## THE INPUT
───

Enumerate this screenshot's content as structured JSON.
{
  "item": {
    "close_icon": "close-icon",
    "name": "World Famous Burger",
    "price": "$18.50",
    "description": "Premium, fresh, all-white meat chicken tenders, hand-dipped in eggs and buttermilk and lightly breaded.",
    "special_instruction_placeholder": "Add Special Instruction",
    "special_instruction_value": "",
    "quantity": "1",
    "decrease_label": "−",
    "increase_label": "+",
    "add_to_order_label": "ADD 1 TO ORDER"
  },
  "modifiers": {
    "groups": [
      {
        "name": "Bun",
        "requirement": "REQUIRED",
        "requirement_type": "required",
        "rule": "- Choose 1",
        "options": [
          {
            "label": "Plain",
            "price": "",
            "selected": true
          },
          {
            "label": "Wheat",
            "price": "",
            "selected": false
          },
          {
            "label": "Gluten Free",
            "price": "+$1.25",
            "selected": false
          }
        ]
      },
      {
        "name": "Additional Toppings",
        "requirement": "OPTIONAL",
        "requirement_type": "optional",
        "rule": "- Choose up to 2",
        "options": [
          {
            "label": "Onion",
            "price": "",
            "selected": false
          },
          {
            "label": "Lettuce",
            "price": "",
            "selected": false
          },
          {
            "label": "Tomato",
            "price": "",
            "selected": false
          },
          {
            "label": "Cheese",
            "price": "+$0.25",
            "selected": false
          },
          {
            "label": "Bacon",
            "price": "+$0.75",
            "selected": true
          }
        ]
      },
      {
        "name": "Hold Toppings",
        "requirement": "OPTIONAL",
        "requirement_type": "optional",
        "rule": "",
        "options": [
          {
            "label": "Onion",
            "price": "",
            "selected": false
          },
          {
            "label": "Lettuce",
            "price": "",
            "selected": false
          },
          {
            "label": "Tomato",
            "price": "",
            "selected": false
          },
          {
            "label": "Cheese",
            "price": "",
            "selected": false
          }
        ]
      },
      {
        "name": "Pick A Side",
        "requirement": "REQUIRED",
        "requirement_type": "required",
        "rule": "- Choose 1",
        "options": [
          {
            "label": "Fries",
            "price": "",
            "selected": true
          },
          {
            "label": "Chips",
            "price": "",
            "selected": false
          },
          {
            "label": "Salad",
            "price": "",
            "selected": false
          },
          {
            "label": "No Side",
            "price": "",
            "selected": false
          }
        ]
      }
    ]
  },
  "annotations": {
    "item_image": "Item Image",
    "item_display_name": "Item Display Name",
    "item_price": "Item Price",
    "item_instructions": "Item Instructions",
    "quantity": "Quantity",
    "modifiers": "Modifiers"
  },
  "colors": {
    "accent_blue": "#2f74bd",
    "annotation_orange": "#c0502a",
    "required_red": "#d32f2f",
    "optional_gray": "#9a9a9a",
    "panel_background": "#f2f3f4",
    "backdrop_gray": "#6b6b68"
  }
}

───

## WHAT TO DO
Copy out the whole listing exactly; please set it all down.

## WRITTEN SOLUTION
Enumerate this screenshot's content as structured JSON.
{
  "item": {
    "close_icon": "close-icon",
    "name": "World Famous Burger",
    "price": "$18.50",
    "description": "Premium, fresh, all-white meat chicken tenders, hand-dipped in eggs and buttermilk and lightly breaded.",
    "special_instruction_placeholder": "Add Special Instruction",
    "special_instruction_value": "",
    "quantity": "1",
    "decrease_label": "−",
    "increase_label": "+",
    "add_to_order_label": "ADD 1 TO ORDER"
  },
  "modifiers": {
    "groups": [
      {
        "name": "Bun",
        "requirement": "REQUIRED",
        "requirement_type": "required",
        "rule": "- Choose 1",
        "options": [
          {
            "label": "Plain",
            "price": "",
            "selected": true
          },
          {
            "label": "Wheat",
            "price": "",
            "selected": false
          },
          {
            "label": "Gluten Free",
            "price": "+$1.25",
            "selected": false
          }
        ]
      },
      {
        "name": "Additional Toppings",
        "requirement": "OPTIONAL",
        "requirement_type": "optional",
        "rule": "- Choose up to 2",
        "options": [
          {
            "label": "Onion",
            "price": "",
            "selected": false
          },
          {
            "label": "Lettuce",
            "price": "",
            "selected": false
          },
          {
            "label": "Tomato",
            "price": "",
            "selected": false
          },
          {
            "label": "Cheese",
            "price": "+$0.25",
            "selected": false
          },
          {
            "label": "Bacon",
            "price": "+$0.75",
            "selected": true
          }
        ]
      },
      {
        "name": "Hold Toppings",
        "requirement": "OPTIONAL",
        "requirement_type": "optional",
        "rule": "",
        "options": [
          {
            "label": "Onion",
            "price": "",
            "selected": false
          },
          {
            "label": "Lettuce",
            "price": "",
            "selected": false
          },
          {
            "label": "Tomato",
            "price": "",
            "selected": false
          },
          {
            "label": "Cheese",
            "price": "",
            "selected": false
          }
        ]
      },
      {
        "name": "Pick A Side",
        "requirement": "REQUIRED",
        "requirement_type": "required",
        "rule": "- Choose 1",
        "options": [
          {
            "label": "Fries",
            "price": "",
            "selected": true
          },
          {
            "label": "Chips",
            "price": "",
            "selected": false
          },
          {
            "label": "Salad",
            "price": "",
            "selected": false
          },
          {
            "label": "No Side",
            "price": "",
            "selected": false
          }
        ]
      }
    ]
  },
  "annotations": {
    "item_image": "Item Image",
    "item_display_name": "Item Display Name",
    "item_price": "Item Price",
    "item_instructions": "Item Instructions",
    "quantity": "Quantity",
    "modifiers": "Modifiers"
  },
  "colors": {
    "accent_blue": "#2f74bd",
    "annotation_orange": "#c0502a",
    "required_red": "#d32f2f",
    "optional_gray": "#9a9a9a",
    "panel_background": "#f2f3f4",
    "backdrop_gray": "#6b6b68"
  }
}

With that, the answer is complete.